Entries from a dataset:
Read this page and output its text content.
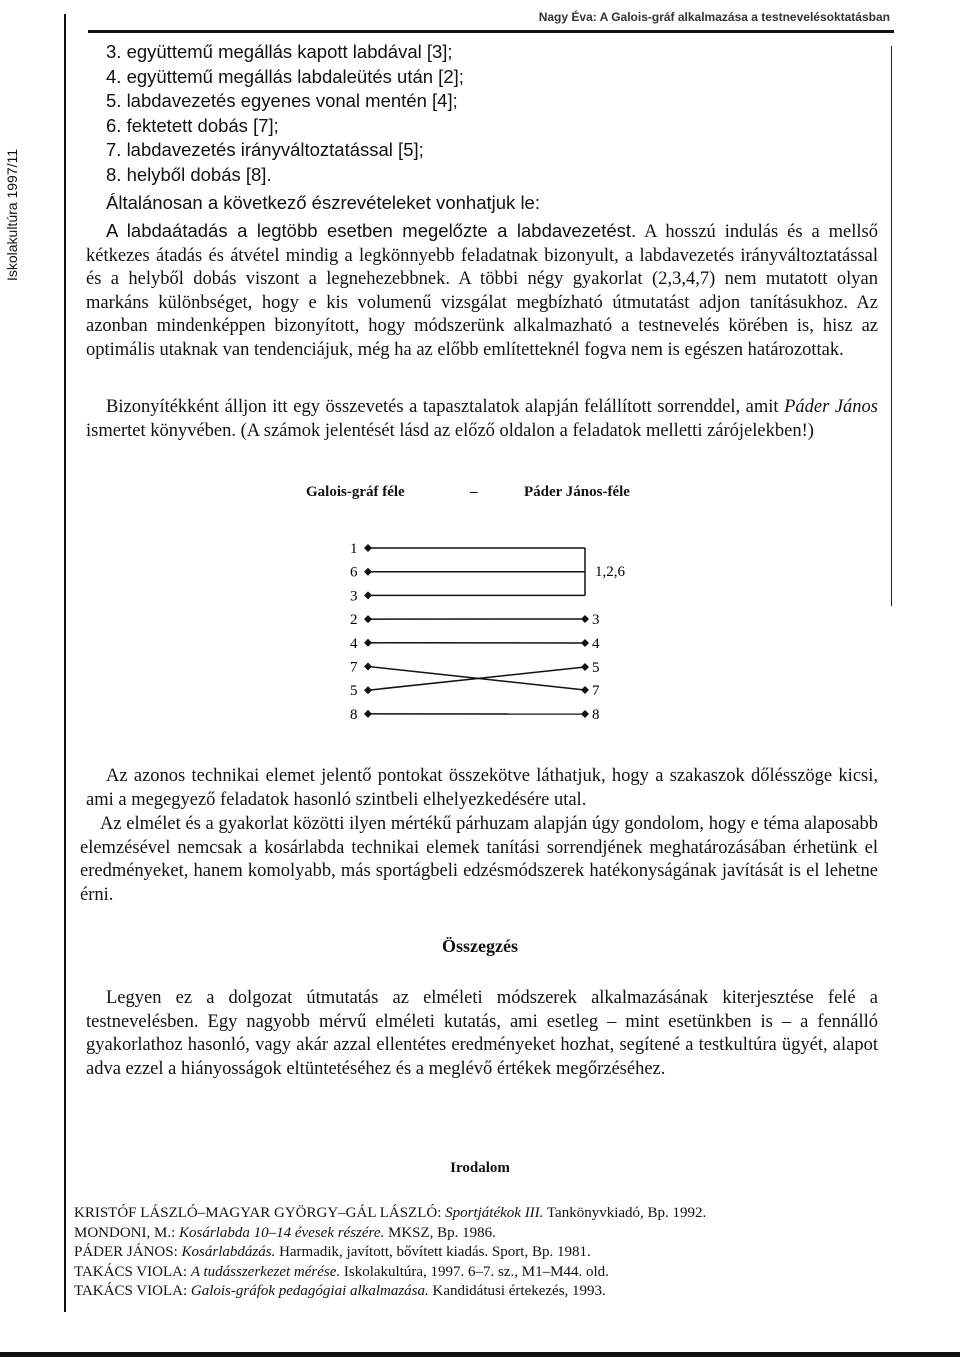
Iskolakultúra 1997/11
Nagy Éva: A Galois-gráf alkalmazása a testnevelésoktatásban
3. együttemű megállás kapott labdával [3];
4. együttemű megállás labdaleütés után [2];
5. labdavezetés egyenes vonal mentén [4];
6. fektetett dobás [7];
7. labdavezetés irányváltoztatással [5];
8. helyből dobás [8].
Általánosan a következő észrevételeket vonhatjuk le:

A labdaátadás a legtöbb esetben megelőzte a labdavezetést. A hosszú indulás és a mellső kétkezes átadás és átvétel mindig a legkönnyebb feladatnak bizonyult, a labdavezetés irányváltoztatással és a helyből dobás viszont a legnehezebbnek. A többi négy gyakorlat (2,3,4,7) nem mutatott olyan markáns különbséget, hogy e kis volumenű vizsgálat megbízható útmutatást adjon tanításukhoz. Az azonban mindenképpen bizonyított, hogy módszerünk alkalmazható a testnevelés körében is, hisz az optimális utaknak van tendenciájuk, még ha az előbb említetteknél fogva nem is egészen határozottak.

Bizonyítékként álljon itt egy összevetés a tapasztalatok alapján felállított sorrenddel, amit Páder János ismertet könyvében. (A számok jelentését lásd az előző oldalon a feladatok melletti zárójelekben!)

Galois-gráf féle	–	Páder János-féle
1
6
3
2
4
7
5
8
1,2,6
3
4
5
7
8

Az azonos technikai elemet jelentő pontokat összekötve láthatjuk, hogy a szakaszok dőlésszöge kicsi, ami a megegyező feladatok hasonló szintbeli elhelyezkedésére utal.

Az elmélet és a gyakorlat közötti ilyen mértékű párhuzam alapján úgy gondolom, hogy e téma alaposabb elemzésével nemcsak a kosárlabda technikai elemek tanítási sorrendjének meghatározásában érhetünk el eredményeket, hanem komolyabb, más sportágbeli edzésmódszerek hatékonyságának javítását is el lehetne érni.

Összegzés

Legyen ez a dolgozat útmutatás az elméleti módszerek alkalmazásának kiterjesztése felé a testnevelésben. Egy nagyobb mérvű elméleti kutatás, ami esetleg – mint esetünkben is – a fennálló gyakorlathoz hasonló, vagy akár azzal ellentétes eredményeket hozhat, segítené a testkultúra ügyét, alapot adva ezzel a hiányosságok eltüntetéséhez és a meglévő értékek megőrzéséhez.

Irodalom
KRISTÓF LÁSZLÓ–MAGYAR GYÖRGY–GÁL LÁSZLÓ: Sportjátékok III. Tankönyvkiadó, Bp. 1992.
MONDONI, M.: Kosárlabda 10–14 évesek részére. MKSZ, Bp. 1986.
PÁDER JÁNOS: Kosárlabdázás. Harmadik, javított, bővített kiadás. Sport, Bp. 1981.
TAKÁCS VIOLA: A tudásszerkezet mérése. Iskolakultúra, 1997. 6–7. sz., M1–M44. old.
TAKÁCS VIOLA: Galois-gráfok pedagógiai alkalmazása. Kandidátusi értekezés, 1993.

==

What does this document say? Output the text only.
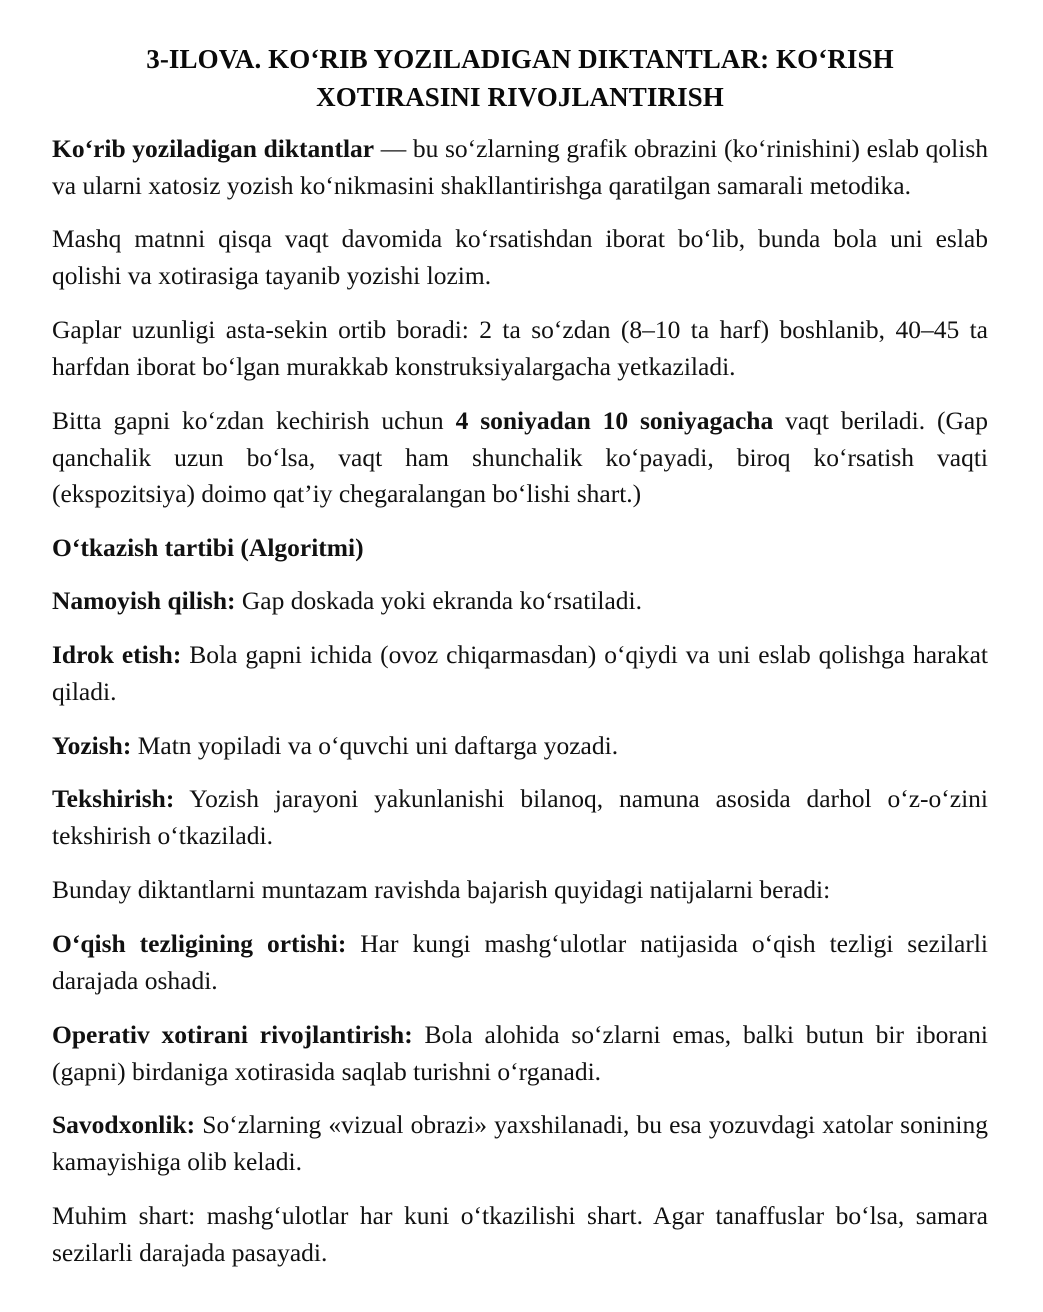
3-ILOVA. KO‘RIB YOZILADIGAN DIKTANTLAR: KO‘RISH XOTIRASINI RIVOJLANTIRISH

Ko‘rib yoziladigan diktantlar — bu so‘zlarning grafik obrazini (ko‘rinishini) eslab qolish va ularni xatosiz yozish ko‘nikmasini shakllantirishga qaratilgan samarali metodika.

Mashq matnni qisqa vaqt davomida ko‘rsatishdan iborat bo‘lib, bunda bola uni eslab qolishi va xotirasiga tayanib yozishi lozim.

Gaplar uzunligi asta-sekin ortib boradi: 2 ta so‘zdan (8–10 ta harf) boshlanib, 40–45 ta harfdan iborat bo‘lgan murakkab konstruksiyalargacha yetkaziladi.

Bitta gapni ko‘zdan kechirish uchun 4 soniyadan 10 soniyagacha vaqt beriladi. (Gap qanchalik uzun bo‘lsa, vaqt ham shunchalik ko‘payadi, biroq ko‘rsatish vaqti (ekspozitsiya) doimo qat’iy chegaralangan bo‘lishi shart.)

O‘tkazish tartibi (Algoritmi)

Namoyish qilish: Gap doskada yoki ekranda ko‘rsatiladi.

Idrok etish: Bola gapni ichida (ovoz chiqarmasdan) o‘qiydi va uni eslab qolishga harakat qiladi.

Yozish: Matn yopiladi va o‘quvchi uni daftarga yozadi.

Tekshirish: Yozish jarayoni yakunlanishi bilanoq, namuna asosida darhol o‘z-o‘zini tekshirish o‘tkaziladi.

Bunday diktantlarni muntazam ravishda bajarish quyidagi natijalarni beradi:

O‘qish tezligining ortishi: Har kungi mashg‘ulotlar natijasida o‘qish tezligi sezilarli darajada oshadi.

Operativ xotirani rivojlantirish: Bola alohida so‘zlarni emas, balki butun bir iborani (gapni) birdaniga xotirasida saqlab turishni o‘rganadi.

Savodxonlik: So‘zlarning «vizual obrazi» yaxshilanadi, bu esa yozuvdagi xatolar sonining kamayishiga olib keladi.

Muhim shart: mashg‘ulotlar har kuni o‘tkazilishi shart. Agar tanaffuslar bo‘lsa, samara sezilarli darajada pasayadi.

■ **WHAT YOU SHOULD DO**
Only a number is wanted: how many lines of the data above contain "zdan"?

■ **SOLVED EXERCISE**
2